EXTRACT PROVIDED:
○ ○ ○ ○ ○ ○ ○
Adults give high ratings to Fantasy Fiction

mean(books$average_rating[books$age_group == "adult" & books$category == "Fantasy/Adventure Fiction"], 
     na.rm = TRUE)
## [1] 4.025306

Adults give lower ratings to Real-Life Fiction

mean(books$average_rating[books$age_group == "adult" & books$category == "Real-World Fiction"], 
     na.rm = TRUE)
## [1] 3.988982

Comparison Graph

#Thesis
   library(ggplot2)

# Calculate mean ratings
avg_fantasy <- mean(books$average_rating[books$age_group == "adult" & books$category == "Fantasy/Adventure Fiction"], na.rm = TRUE)
avg_real <- mean(books$average_rating[books$age_group == "adult" & books$category == "Real-World Fiction"], na.rm = TRUE)

# Create a data frame
rating_df <- data.frame(
  category = c("Fantasy/Adventure Fiction", "Real-World Fiction"),
  avg_rating = c(avg_fantasy, avg_real)
)

# Plot with emerald tones
ggplot(rating_df, aes(x = category, y = avg_rating, fill = category)) +
  geom_bar(stat = "identity", width = 0.5, show.legend = FALSE) +
  scale_fill_manual(values = c("#50c878", "#2e8b57")) + 
  labs(title = " Average Rating by Adult Readers",
       x = "Book Category", y = "Average Rating") +
  theme_minimal(base_size = 12) +
  theme(
    plot.title = element_text(hjust = 0.5, face = "bold"),
    
  ) +
  ylim(0, 5) +  
  geom_text(aes(label = round(avg_rating, 2)), vjust = -0.5, size = 5)

Argument—Here we see that the average rating in both cases, when rounded to the nearest whole number, is approximately 4. This suggests that the Real-World Fiction titles read also have a high rating.

Young who read Fantasy/Adventure Fiction

mean(books$average_rating[books$age_group == "young" & books$category == "Fantasy/Adventure Fiction"], 
     na.rm = TRUE)
○ ○ ○ ○ ○ ○ ○
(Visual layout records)
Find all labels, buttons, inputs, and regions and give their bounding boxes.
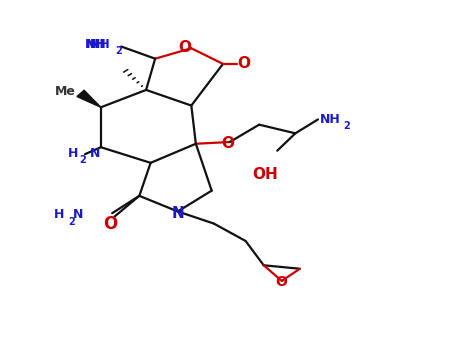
- Text: 2: 2: [68, 217, 75, 227]
- Text: NH: NH: [85, 38, 106, 51]
- Text: OH: OH: [253, 168, 278, 182]
- Polygon shape: [77, 90, 101, 107]
- Text: NH: NH: [320, 113, 341, 126]
- Text: 2: 2: [343, 121, 349, 131]
- Text: H: H: [53, 209, 64, 222]
- Text: O: O: [178, 40, 191, 55]
- Text: N: N: [73, 209, 83, 222]
- Text: 2: 2: [116, 46, 122, 56]
- Text: Me: Me: [55, 85, 76, 98]
- Text: O: O: [221, 136, 234, 151]
- Text: O: O: [237, 56, 250, 71]
- Text: O: O: [275, 275, 287, 289]
- Text: NH: NH: [90, 38, 110, 51]
- Text: 2: 2: [80, 155, 86, 165]
- Text: N: N: [90, 147, 100, 160]
- Text: O: O: [103, 215, 117, 233]
- Text: NH: NH: [86, 38, 107, 51]
- Text: N: N: [172, 206, 184, 222]
- Text: H: H: [68, 147, 78, 160]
○ ○ ○ ○ ○ ○ ○
REQUESTS:
1. In the R code on book ratings, rewrite the part starting at "avg_real <- mean(books$average_rating[books$age_group" and ending at "avg_rating = c(avg_fantasy, avg_real)", substituting "avg_realworld" for "avg_real" everywhere it occurs.
2. Copy the visual layout records above line for line, omitting the pictures.

RESPONSES IN ORDER:
1.
avg_realworld <- mean(books$average_rating[books$age_group == "adult" & books$category == "Real-World Fiction"], na.rm = TRUE)

# Create a data frame
rating_df <- data.frame(
  category = c("Fantasy/Adventure Fiction", "Real-World Fiction"),
  avg_rating = c(avg_fantasy, avg_realworld)

2.
Find all labels, buttons, inputs, and regions and give their bounding boxes.
- Text: 2: 2: [68, 217, 75, 227]
- Text: NH: NH: [85, 38, 106, 51]
- Text: OH: OH: [253, 168, 278, 182]
- Polygon shape: [77, 90, 101, 107]
- Text: NH: NH: [320, 113, 341, 126]
- Text: 2: 2: [343, 121, 349, 131]
- Text: H: H: [53, 209, 64, 222]
- Text: O: O: [178, 40, 191, 55]
- Text: N: N: [73, 209, 83, 222]
- Text: 2: 2: [116, 46, 122, 56]
- Text: Me: Me: [55, 85, 76, 98]
- Text: O: O: [221, 136, 234, 151]
- Text: O: O: [237, 56, 250, 71]
- Text: O: O: [275, 275, 287, 289]
- Text: NH: NH: [90, 38, 110, 51]
- Text: 2: 2: [80, 155, 86, 165]
- Text: N: N: [90, 147, 100, 160]
- Text: O: O: [103, 215, 117, 233]
- Text: NH: NH: [86, 38, 107, 51]
- Text: N: N: [172, 206, 184, 222]
- Text: H: H: [68, 147, 78, 160]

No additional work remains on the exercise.